▶ _QUOTED PASSAGE_
--- Begin ---
Searching Nested Child Documents

This section exposes potential techniques which can be used for searching deeply nested documents, showcasing how more complex queries can be constructed using some of Solr’s query parsers and document transformers.

These features require _root_ and _nest_path_ to be declared in the schema. Please refer to Indexing Nested Documents for details about schema and index configuration.

This section does not demonstrate faceting on nested documents. For nested document faceting, please refer to the Block Join Facet Counts section.

Query Examples

For the upcoming examples, we’ll assume an index containing the same documents covered in Indexing Nested Documents:

[{ "id": "P11!prod",
   "name_s": "Swingline Stapler",
   "description_t": "The Cadillac of office staplers ...",
   "skus": [ { "id": "P11!S21",
               "color_s": "RED",
               "price_i": 42,
               "manuals": [ { "id": "P11!D41",
                              "name_s": "Red Swingline Brochure",
                              "pages_i":1,
                              "content_t": "..."
--- End ---
▶ _REQUEST 1_
Which two fields does the section on searching nested child documents say must be declared in the schema?
▶ _REQUEST 2_
Decide whether each statement agrees with the section on searching nested child documents, and support each answer with the deciding words quoted from it. (a) The section demonstrates faceting on nested documents. (b) The examples assume an index with the same documents covered in Indexing Nested Documents. (c) The SKU with id P11!S21 has the color RED.
▶ _REQUEST 3_
Write the next part of the section on searching nested child documents, picking up after its last line.

▶ _Coordinate annotation records_
--- Begin ---
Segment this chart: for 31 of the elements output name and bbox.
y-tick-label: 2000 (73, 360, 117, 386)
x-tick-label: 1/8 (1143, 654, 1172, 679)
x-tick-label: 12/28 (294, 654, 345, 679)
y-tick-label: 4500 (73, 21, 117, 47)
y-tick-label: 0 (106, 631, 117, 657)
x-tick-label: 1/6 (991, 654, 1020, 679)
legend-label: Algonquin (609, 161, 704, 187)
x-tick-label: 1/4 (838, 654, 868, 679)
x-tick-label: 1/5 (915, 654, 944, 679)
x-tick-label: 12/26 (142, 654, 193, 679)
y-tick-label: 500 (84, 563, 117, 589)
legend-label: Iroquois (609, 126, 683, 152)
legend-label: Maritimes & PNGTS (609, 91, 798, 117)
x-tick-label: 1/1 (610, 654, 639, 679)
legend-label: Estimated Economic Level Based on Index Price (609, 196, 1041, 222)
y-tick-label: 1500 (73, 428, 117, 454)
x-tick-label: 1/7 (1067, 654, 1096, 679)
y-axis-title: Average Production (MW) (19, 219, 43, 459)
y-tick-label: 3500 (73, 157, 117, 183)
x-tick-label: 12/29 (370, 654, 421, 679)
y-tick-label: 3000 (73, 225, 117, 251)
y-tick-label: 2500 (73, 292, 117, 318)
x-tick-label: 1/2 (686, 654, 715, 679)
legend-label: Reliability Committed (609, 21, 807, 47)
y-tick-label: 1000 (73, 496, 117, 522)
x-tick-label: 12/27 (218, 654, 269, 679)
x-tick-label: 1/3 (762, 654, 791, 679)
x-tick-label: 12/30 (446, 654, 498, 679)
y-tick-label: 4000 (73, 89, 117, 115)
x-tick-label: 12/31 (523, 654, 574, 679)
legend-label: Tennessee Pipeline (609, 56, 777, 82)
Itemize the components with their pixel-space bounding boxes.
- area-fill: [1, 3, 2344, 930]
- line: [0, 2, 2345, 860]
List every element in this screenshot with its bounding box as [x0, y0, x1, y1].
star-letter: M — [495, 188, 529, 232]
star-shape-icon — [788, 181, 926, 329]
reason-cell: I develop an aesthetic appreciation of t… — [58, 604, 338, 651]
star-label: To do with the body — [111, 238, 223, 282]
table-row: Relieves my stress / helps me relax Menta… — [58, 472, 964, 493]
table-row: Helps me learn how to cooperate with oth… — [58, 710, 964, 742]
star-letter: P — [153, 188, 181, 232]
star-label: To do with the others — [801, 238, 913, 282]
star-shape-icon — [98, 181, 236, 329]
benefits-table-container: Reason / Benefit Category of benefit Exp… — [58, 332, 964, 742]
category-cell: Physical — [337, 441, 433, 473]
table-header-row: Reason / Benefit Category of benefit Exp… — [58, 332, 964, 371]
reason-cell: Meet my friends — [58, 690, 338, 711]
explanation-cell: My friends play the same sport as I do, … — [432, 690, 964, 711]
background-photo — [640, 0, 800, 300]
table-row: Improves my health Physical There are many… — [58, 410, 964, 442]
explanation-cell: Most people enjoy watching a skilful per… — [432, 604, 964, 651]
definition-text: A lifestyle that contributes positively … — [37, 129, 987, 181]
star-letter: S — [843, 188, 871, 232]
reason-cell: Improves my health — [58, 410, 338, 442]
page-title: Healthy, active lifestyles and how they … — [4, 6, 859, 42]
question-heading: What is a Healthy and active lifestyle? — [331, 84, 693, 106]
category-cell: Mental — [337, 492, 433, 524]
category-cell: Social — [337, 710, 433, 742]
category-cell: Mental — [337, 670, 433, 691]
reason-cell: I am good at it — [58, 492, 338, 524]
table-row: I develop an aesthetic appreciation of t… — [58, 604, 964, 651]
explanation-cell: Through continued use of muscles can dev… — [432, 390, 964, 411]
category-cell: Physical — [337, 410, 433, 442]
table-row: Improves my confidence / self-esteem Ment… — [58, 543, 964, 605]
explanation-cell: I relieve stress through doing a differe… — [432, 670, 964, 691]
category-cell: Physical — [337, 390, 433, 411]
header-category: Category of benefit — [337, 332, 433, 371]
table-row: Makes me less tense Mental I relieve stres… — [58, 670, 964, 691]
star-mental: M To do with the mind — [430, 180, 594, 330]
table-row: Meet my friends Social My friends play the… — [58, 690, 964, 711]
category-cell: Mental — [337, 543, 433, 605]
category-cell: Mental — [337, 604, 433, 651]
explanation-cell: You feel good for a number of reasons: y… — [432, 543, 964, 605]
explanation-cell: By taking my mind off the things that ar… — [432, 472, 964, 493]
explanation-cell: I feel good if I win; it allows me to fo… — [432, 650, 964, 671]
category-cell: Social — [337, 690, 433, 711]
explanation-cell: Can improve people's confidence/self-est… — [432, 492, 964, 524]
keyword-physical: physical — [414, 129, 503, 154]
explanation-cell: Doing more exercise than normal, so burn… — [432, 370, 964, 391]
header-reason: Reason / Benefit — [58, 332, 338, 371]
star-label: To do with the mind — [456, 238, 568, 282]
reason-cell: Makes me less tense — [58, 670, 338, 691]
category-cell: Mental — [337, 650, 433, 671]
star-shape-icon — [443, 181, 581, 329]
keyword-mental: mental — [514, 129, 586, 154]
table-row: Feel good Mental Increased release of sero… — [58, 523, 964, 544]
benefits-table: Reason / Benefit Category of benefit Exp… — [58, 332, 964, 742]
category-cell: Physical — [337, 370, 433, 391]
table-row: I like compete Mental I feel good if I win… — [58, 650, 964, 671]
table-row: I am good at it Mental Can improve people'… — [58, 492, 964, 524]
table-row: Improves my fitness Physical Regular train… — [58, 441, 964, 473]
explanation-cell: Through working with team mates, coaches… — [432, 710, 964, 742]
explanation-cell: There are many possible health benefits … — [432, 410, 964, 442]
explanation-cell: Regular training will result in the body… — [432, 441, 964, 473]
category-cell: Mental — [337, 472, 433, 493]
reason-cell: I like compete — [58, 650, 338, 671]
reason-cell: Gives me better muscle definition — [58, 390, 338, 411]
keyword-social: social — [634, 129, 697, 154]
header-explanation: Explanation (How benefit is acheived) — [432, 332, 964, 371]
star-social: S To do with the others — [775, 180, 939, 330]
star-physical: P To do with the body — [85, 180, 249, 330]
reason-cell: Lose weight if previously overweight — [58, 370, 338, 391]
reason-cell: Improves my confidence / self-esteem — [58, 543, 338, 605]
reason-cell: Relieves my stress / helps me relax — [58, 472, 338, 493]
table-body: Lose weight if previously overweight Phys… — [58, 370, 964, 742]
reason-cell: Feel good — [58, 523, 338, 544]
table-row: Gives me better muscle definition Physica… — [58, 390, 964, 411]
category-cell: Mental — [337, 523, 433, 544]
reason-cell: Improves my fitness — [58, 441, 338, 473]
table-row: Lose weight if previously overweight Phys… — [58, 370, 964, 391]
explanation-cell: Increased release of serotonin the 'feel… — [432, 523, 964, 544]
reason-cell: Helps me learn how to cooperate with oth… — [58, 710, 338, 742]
--- End ---
▶ _TASK RESULT 1_
_root_ and _nest_path_

▶ _TASK RESULT 2_
(a) No: "This section does not demonstrate faceting on nested documents."
(b) Yes: "we’ll assume an index containing the same documents covered in Indexing Nested Documents"
(c) Yes: "\"color_s\": \"RED\","

▶ _TASK RESULT 3_
                            } ]
             },
             { "id": "P11!S31",
               "color_s": "BLACK",
               "price_i": 3
             } ],
   "manuals": [ { "id": "P11!D51",
                  "name_s": "Quick Reference Guide",
                  "pages_i":1,
                  "content_t": "How to use your stapler ..."
                },
                { "id": "P11!D61",
                  "name_s": "Warranty Details",
                  "pages_i":42,
                  "content_t": "... lifetime guarantee ..."
                } ]
 },
 { "id": "P22!prod",
   "name_s": "Mont Blanc Fountain Pen",
   "description_t": "A Premium Writing Instrument ...",
   "skus": [ { "id": "P22!S22",
               "color_s": "RED",
               "price_i": 89,
               "manuals": [ { "id": "P22!D42",
                              "name_s": "Red Mont Blanc Brochure",
                              "pages_i":1,
                              "content_t": "..."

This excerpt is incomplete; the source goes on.